# Data entries

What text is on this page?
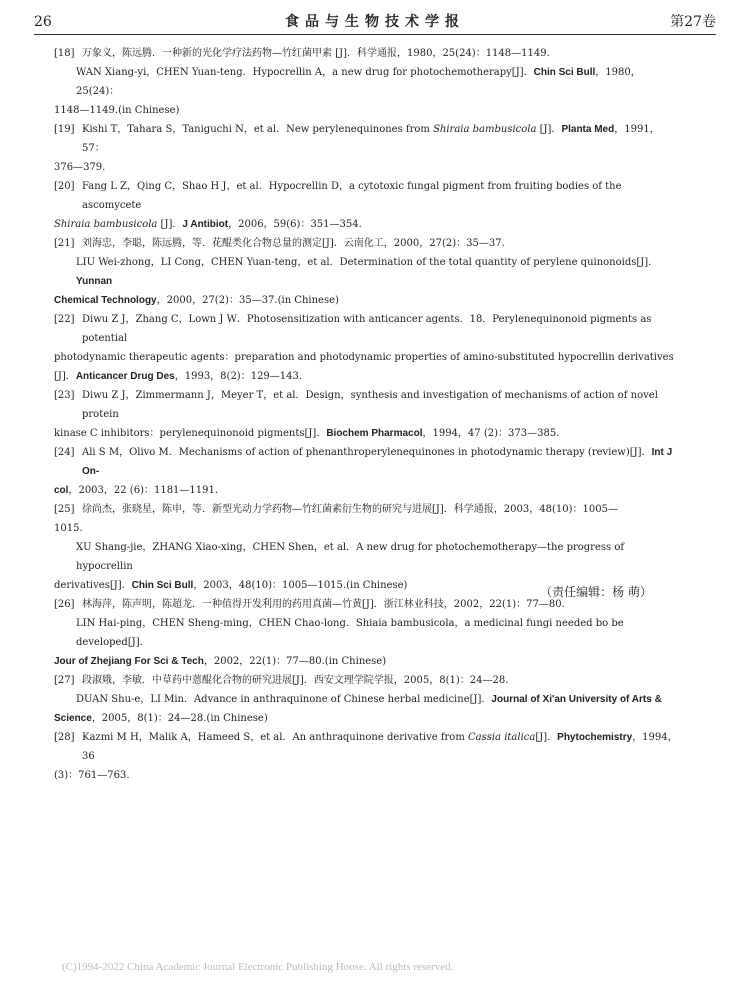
26	食品与生物技术学报	第27卷
[18] 万象义，陈远腾．一种新的光化学疗法药物—竹红菌甲素 [J]．科学通报，1980，25(24)：1148—1149.
WAN Xiang-yi，CHEN Yuan-teng．Hypocrellin A，a new drug for photochemotherapy[J]．Chin Sci Bull，1980，25(24)：
1148—1149.(in Chinese)
[19] Kishi T，Tahara S，Taniguchi N，et al．New perylenequinones from Shiraia bambusicola [J]．Planta Med，1991，57：
376—379.
[20] Fang L Z，Qing C，Shao H J，et al．Hypocrellin D，a cytotoxic fungal pigment from fruiting bodies of the ascomycete
Shiraia bambusicola [J]．J Antibiot，2006，59(6)：351—354.
[21] 刘海忠，李聪，陈远腾，等．花醌类化合物总量的测定[J]．云南化工，2000，27(2)：35—37.
LIU Wei-zhong，LI Cong，CHEN Yuan-teng，et al．Determination of the total quantity of perylene quinonoids[J]．Yunnan
Chemical Technology，2000，27(2)：35—37.(in Chinese)
[22] Diwu Z J，Zhang C，Lown J W．Photosensitization with anticancer agents．18．Perylenequinonoid pigments as potential
photodynamic therapeutic agents：preparation and photodynamic properties of amino-substituted hypocrellin derivatives
[J]．Anticancer Drug Des，1993，8(2)：129—143.
[23] Diwu Z J，Zimmermann J，Meyer T，et al．Design，synthesis and investigation of mechanisms of action of novel protein
kinase C inhibitors：perylenequinonoid pigments[J]．Biochem Pharmacol，1994，47 (2)：373—385.
[24] Ali S M，Olivo M．Mechanisms of action of phenanthroperylenequinones in photodynamic therapy (review)[J]．Int J On-
col，2003，22 (6)：1181—1191.
[25] 徐尚杰，张晓星，陈申，等．新型光动力学药物—竹红菌素衍生物的研究与进展[J]．科学通报，2003，48(10)：1005—
1015.
XU Shang-jie，ZHANG Xiao-xing，CHEN Shen，et al．A new drug for photochemotherapy—the progress of hypocrellin
derivatives[J]．Chin Sci Bull，2003，48(10)：1005—1015.(in Chinese)
[26] 林海萍，陈声明，陈超龙．一种值得开发利用的药用真菌—竹黄[J]．浙江林业科技，2002，22(1)：77—80.
LIN Hai-ping，CHEN Sheng-ming，CHEN Chao-long．Shiaia bambusicola，a medicinal fungi needed bo be developed[J]．
Jour of Zhejiang For Sci & Tech，2002，22(1)：77—80.(in Chinese)
[27] 段淑娥，李敏．中草药中蒽醌化合物的研究进展[J]．西安文理学院学报，2005，8(1)：24—28.
DUAN Shu-e，LI Min．Advance in anthraquinone of Chinese herbal medicine[J]．Journal of Xi'an University of Arts &
Science，2005，8(1)：24—28.(in Chinese)
[28] Kazmi M H，Malik A，Hameed S，et al．An anthraquinone derivative from Cassia italica[J]．Phytochemistry，1994，36
(3)：761—763.
（责任编辑：杨 萌）
(C)1994-2022 China Academic Journal Electronic Publishing House. All rights reserved.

# Work item
Filter on the word "Shiraia": copy each matching line from the entries above.

# Written answer
[19] Kishi T，Tahara S，Taniguchi N，et al．New perylenequinones from Shiraia bambusicola [J]．Planta Med，1991，57：
Shiraia bambusicola [J]．J Antibiot，2006，59(6)：351—354.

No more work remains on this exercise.